## [Texto fornecido]
***
Queria começar por apresentar um excerto de um poema de Bertolt Brecht chamado
“Perguntas de um Operário Letrado”:
Quem construiu
Tebas, a das sete portas?
Nos livros vem o nome dos reis,
Mas foram os reis que transportaram as pedras? (…)
Nos livros vem o nome dos reis,
Mas foram os reis que transportaram as pedras? (…)
E esta é a pergunta a que o Memorial do Convento responde,
dizendo que não foram os reis mas sim o povo que, com o seu sangue e suor,
construiu aquela megalómana obra. Saramago pretende fazer do povo a personagem
principal desta história, passando as figuras régias para um plano secundário e
reduzindo a sua suposta grandeza à dimensão de caricaturas. À semelhança dos
Lusíadas ou da Mensagem, Saramago quer também resgatar estes homens do
esquecimento (libertá-los da lei da Morte, como diria Camões) e reservar-lhes
um lugar na História, para que possam ser reconhecidos pelo mérito que tiveram
na feitura daquela gigantesca obra. E, nisto, o título da obra é importante:
“Memorial” como se fosse um livro de lembranças que evoca a memória destes
homens, que os recorda. A História oficial valoriza normalmente a esfera do
poder, Saramago quase que repõe a verdade, e atribui ao povo e aos mártires o
estatuto de verdadeiros fazedores da História. Saramago, ao resgatar do esquecimento esta massa anónima de pessoas e
as condições sub-humanas em que se construiu o Convento de Mafra, está a
apresentar-nos uma matéria simbólica para reflectir sobre o passado na
perspectiva de dela extrair uma lição moral para o presente e o futuro. Segundo
Croce, um filósofo italiano, “toda a História é contemporânea”, ou seja, a
ideia de que a História é cíclica e, portanto, é necessário entendê-la para
melhor lidarmos com o futuro (uma ideia também presente em Nietzsche, a ideia
do eterno retorno). E é também por esta razão que é preciso evitar o
esquecimento, para que não deixemos que aquelas que foram grandes atrocidades
cometidas entre os chamados irmãos-humanos voltem a acontecer. No caso da
construção do Convento de Mafra, falamos da exploração dos trabalhadores mas
poderemos referir-nos a situações ainda mais graves, e mais recentes na
História da Humanidade, como por exemplo, o Holocausto na Alemanha. É preciso
que os países e as pessoas mantenham acesa a memória do que aconteceu para que
se vejam obrigados a carregar uma cruz, a cruz do seu passado, porque quanto
mais lhes pesarem as suas cruzes, menor será o risco de que certos
acontecimentos voltem a dar-se. Mas que não seja uma lembrança doentia das
coisas, é também necessário saber gerir as memórias de forma saudável, para que
não sejamos absorvidos pelo ressentimento ou pelo rancor, e para que possamos
recomeçar e dar aos outros e a nós próprios uma nova oportunidade.
***
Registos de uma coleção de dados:
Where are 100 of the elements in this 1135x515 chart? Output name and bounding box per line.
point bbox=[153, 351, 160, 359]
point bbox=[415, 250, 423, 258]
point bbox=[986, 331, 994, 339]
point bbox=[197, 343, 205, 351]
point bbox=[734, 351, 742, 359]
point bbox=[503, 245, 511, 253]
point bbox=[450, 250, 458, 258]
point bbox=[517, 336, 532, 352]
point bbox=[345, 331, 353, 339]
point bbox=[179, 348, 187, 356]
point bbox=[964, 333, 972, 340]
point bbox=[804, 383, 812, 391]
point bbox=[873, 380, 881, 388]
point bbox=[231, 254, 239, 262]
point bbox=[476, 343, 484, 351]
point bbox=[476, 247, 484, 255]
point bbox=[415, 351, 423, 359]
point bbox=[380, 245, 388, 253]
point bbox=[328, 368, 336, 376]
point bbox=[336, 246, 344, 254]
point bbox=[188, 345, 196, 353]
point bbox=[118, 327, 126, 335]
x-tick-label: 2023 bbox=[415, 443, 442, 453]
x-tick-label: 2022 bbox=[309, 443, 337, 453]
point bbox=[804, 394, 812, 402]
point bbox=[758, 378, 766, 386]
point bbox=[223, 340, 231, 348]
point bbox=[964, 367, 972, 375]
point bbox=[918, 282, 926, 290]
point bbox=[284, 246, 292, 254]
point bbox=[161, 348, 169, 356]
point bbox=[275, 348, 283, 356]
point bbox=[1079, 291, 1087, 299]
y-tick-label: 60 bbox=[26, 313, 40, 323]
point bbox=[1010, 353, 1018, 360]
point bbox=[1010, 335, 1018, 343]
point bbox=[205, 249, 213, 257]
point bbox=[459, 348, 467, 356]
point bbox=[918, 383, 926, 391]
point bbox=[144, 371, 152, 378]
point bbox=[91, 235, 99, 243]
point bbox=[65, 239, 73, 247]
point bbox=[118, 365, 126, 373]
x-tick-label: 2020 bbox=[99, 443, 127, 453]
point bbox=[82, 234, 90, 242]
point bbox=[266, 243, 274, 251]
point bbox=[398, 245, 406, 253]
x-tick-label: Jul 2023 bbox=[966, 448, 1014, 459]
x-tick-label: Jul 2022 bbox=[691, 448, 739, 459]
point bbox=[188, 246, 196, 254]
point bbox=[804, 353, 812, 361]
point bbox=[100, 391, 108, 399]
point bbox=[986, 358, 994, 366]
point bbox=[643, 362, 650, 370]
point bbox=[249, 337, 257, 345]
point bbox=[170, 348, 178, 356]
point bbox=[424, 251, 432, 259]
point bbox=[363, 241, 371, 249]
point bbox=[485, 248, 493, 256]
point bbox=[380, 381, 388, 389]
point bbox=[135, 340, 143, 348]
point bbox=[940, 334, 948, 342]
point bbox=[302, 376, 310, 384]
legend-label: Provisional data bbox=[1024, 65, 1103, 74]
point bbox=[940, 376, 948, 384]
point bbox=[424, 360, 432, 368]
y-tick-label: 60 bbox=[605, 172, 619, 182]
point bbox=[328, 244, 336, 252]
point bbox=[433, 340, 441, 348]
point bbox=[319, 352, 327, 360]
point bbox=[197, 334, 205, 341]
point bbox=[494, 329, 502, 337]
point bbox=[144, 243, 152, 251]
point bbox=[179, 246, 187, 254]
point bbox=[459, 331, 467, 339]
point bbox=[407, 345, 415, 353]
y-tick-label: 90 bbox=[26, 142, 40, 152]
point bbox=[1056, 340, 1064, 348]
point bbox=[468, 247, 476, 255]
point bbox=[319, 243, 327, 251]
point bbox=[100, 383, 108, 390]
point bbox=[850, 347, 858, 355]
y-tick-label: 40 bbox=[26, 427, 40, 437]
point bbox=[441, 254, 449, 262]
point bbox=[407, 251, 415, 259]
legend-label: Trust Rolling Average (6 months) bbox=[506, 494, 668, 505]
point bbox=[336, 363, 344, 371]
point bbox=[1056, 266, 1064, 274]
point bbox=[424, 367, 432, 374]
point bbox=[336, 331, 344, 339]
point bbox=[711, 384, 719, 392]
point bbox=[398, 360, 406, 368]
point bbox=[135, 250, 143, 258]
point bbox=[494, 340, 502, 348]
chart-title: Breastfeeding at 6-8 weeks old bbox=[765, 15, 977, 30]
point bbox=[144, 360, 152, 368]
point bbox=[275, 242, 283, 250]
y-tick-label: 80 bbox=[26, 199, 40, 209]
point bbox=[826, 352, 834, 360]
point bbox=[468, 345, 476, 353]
***
## [Instrução 1]
Transcreva sem alterações as linhas de dados desde a primeira até à que contém "point bbox=[231, 254, 239, 262]", ambas incluídas.
## [Instrução 2]
Escreva a continuação do texto sobre o Memorial do Convento, a partir da última frase apresentada.

## [Resposta 1]
Where are 100 of the elements in this 1135x515 chart? Output name and bounding box per line.
point bbox=[153, 351, 160, 359]
point bbox=[415, 250, 423, 258]
point bbox=[986, 331, 994, 339]
point bbox=[197, 343, 205, 351]
point bbox=[734, 351, 742, 359]
point bbox=[503, 245, 511, 253]
point bbox=[450, 250, 458, 258]
point bbox=[517, 336, 532, 352]
point bbox=[345, 331, 353, 339]
point bbox=[179, 348, 187, 356]
point bbox=[964, 333, 972, 340]
point bbox=[804, 383, 812, 391]
point bbox=[873, 380, 881, 388]
point bbox=[231, 254, 239, 262]

## [Resposta 2]
Há na obra um contraste constante constituído por dois grupos
antagónicos a que se podem chamar: grupo de poder – a aristocracia e o alto
clero – e o grupo do contrapoder – o povo, nomeadamente o povo oprimido. O rei
e a rainha e Blimunda e Baltasar constituem dois pares simbolizadores de duas
vivências do amor completamente diferentes. Baltasar e Blimunda vivem um amor
puro, verdadeiro e até, de certa forma, marginal e transgressor, porque não
obedece aos códigos sociais da época e se basta a si próprio, enquanto o rei e
a rainha são um casal apenas por razões de Estado, têm uma relação meramente
artificial que obedece às regras da corte, que se encontram duas vezes por
semana para cumprir o seu dever, ou seja, oferecer um herdeiro à coroa. Estes
últimos vivem num mundo de ostentação de riqueza e poder, tentando colocar-se
num pedestal, mas Saramago fá-los regressar à sua condição de seres humanos, em
tudo iguais nos seus defeitos e nas suas fraquezas. (e aí poderíamos fazer
referência ao “flato rijo” ou aos escrúpulos morais com que a rainha tem de
viver por ter sonhos de carácter sexual com o seu cunhado). Vivem num chamado “mundo de enganos”, com uma ilusão de
superioridade em relação aos seus súbditos, mas em que toda aquela
magnificência é apenas aparente, é apenas uma máscara, porque afinal tudo
aquilo é vão, tudo aquilo é efémero, já que todas as pessoas, independentemente
da sua condição social, e pelo facto de serem pessoas, se situam a um mesmo
nível perante as vicissitudes da vida, e sobretudo perante a inevitabilidade da
Morte. No Hamlet, na cena em que ele fala com a caveira, que é a caveira do
Yorick (um bobo da corte no tempo em que ele era pequeno), e ele a dada altura
diz-lhe: “Vai ter com a minha dama e diz-lhe que por mais maquilhagem que ponha
na cara, é a este estado que vai chegar”. E, portanto, o Memorial do Convento
também nos diz que é inútil tanta maquilhagem, ou por outras palavras, tanta
ostentação de riqueza e de poder, porque nas grandes questões como a Morte,
somos todos iguais, ou usando um discurso mais bíblico, todos nascemos do pó e
todos ao pó voltamos.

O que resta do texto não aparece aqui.